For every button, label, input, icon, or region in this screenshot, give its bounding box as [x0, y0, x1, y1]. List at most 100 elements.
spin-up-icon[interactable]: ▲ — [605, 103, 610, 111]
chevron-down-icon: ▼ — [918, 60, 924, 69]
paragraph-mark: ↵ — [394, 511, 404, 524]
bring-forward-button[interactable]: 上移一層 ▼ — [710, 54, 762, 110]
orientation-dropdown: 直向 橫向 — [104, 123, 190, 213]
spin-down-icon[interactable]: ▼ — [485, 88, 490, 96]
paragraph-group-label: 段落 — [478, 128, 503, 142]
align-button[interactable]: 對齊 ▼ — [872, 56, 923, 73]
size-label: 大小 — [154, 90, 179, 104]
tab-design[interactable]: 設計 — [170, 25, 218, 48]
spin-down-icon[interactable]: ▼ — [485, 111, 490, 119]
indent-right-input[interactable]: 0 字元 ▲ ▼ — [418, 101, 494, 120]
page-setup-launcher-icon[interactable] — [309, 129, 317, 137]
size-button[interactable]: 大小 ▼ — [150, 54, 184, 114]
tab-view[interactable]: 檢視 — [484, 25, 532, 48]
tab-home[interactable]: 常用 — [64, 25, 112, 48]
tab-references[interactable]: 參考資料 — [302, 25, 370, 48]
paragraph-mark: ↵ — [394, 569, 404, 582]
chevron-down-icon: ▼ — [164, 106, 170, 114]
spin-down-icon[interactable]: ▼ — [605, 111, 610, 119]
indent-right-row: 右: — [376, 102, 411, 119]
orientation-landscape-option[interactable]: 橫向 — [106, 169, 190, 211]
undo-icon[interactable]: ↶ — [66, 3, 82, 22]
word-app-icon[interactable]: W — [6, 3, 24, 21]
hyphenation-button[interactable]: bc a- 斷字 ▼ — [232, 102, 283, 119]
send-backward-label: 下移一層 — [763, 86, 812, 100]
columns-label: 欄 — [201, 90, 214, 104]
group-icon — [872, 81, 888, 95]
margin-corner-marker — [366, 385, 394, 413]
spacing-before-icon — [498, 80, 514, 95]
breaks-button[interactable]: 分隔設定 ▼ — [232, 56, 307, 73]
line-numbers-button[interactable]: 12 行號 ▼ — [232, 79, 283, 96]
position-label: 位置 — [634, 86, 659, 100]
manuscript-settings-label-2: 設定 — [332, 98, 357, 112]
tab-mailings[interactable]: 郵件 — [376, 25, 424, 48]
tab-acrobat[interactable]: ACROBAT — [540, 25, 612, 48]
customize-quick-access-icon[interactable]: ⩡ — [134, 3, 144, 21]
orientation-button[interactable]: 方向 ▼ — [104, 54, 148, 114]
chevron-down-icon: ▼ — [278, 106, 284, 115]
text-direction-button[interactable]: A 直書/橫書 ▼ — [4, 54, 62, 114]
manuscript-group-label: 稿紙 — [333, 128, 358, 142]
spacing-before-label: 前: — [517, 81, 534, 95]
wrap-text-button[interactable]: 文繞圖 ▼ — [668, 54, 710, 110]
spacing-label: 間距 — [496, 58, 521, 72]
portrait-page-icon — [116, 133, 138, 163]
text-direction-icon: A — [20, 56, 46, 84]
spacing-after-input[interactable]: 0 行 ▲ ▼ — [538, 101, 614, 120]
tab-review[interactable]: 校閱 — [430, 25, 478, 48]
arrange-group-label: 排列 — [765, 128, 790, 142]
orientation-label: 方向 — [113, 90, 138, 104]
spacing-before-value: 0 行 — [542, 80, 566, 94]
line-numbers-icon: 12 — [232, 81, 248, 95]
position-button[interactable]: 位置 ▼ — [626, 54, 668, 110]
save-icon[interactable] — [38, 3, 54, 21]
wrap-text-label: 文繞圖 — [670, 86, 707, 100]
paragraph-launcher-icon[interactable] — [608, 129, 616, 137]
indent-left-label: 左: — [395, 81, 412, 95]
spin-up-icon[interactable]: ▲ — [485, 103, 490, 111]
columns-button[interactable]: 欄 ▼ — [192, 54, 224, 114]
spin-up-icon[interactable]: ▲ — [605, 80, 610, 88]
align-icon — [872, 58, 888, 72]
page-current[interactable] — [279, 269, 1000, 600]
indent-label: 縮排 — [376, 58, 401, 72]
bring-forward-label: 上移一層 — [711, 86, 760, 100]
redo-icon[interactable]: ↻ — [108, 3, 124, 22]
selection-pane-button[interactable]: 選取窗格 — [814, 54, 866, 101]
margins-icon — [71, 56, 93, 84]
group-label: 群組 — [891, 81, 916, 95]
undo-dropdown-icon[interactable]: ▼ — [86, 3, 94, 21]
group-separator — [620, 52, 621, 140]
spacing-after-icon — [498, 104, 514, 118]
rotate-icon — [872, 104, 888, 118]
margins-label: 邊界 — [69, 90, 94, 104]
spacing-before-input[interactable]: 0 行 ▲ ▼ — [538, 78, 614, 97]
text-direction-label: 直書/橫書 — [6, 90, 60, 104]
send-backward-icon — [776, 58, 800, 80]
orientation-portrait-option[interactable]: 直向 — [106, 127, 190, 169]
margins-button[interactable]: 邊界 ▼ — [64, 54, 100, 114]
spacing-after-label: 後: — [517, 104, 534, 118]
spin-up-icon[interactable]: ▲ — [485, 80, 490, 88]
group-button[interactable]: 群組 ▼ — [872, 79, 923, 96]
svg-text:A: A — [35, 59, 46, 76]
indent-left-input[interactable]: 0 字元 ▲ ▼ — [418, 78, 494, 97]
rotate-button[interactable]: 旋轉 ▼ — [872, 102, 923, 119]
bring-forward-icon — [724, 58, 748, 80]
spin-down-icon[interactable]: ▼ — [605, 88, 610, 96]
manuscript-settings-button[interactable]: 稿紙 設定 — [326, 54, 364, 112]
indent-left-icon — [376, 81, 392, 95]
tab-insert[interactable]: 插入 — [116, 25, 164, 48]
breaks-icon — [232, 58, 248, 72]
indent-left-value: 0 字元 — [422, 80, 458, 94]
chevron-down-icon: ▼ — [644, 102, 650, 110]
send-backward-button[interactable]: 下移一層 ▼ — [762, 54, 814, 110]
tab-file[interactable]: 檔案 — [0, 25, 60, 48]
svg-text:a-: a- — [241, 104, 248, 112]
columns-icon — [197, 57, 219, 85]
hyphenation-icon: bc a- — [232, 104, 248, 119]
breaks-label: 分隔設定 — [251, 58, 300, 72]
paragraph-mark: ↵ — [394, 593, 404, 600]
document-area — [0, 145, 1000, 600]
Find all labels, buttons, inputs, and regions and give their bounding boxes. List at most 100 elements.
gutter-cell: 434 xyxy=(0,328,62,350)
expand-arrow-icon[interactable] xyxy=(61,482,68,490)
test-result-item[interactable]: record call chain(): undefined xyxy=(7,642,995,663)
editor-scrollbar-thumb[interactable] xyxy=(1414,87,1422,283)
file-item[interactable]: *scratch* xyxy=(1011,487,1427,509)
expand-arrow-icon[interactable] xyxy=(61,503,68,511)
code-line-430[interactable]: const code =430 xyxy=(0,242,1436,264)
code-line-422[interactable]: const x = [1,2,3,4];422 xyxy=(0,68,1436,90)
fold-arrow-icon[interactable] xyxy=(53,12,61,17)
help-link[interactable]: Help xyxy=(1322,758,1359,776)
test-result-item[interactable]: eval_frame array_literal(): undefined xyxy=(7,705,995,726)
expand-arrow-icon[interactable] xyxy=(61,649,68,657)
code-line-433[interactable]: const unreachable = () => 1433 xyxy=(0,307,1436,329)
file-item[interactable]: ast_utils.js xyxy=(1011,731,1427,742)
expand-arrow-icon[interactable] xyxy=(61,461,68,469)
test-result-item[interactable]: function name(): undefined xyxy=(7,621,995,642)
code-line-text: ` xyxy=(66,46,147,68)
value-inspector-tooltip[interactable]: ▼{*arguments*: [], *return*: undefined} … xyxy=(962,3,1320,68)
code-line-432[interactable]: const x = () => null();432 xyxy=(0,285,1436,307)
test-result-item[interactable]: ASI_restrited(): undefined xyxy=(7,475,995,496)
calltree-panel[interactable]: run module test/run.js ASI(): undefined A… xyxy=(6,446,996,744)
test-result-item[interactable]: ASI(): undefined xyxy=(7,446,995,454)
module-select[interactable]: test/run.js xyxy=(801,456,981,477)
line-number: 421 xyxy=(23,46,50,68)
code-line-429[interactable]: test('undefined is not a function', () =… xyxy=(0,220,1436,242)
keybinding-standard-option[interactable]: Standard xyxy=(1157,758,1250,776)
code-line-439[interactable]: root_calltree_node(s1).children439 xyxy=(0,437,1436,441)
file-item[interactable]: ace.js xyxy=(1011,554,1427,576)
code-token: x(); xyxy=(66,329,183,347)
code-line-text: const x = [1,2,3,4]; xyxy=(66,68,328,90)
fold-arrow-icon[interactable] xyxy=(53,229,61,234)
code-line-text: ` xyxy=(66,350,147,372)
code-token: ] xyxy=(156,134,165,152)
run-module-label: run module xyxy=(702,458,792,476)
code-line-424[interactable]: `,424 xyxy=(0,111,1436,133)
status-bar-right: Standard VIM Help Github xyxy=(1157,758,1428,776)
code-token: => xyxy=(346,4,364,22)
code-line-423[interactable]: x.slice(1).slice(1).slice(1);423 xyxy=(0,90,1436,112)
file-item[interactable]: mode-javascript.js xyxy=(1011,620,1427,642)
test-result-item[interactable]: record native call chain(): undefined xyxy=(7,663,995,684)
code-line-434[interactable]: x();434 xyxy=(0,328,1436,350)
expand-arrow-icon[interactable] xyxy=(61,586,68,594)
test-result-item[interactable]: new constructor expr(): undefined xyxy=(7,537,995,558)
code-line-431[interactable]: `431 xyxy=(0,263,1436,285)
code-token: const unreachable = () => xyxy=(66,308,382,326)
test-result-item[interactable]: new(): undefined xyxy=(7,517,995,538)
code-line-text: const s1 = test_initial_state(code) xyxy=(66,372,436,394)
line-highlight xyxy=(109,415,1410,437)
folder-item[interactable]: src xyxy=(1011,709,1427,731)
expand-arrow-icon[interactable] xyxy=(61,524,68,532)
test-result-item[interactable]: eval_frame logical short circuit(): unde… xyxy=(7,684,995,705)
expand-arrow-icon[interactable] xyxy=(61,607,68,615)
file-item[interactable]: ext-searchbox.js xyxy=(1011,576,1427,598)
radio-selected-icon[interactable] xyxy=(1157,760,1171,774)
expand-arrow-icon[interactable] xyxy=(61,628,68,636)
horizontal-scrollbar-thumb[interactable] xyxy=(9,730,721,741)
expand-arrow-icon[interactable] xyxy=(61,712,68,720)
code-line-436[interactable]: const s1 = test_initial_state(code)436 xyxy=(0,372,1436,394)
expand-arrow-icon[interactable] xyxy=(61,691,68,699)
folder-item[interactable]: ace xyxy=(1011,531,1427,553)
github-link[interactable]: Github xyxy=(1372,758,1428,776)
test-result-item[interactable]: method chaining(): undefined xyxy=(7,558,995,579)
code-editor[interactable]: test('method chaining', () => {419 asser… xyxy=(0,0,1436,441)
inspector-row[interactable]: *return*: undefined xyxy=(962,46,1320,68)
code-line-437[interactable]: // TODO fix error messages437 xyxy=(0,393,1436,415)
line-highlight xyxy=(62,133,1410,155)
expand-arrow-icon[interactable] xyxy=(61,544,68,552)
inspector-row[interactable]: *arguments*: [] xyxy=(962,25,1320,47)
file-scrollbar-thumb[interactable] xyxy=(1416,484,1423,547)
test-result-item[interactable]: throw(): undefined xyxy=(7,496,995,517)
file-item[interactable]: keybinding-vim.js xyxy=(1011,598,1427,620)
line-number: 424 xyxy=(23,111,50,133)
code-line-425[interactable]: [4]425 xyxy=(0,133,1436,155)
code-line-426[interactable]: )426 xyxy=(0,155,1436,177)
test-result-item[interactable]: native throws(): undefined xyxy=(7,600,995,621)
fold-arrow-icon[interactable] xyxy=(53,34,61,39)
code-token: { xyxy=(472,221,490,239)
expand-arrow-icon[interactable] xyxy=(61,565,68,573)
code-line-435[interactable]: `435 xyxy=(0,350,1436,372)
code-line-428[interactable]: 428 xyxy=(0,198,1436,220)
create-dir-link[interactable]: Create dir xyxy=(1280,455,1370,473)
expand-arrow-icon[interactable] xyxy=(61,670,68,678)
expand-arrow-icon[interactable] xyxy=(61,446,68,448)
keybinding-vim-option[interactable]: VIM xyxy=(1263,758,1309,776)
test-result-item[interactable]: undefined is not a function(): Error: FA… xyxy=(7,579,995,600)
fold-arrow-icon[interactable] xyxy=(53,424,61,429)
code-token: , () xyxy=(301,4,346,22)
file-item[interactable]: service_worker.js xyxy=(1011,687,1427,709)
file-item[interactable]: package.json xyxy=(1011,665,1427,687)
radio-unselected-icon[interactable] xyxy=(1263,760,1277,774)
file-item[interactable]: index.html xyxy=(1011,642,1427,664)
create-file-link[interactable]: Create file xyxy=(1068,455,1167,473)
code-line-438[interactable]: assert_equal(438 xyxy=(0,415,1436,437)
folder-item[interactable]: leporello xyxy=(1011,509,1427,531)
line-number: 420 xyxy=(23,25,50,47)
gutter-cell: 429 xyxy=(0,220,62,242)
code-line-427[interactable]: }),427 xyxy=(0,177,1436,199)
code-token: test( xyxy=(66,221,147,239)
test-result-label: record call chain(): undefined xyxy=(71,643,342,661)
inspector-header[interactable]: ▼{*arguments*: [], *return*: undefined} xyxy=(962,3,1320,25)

-.-.-

Problem statement
Write out the lines of the records from the very first one through the line containing "paragraph-mark: ↵ — [394, 511, 404, 524]", including both ends.

The reply
For every button, label, input, icon, or region in this screenshot, give its bounding box as [x0, y0, x1, y1]. List at most 100 elements.
spin-up-icon[interactable]: ▲ — [605, 103, 610, 111]
chevron-down-icon: ▼ — [918, 60, 924, 69]
paragraph-mark: ↵ — [394, 511, 404, 524]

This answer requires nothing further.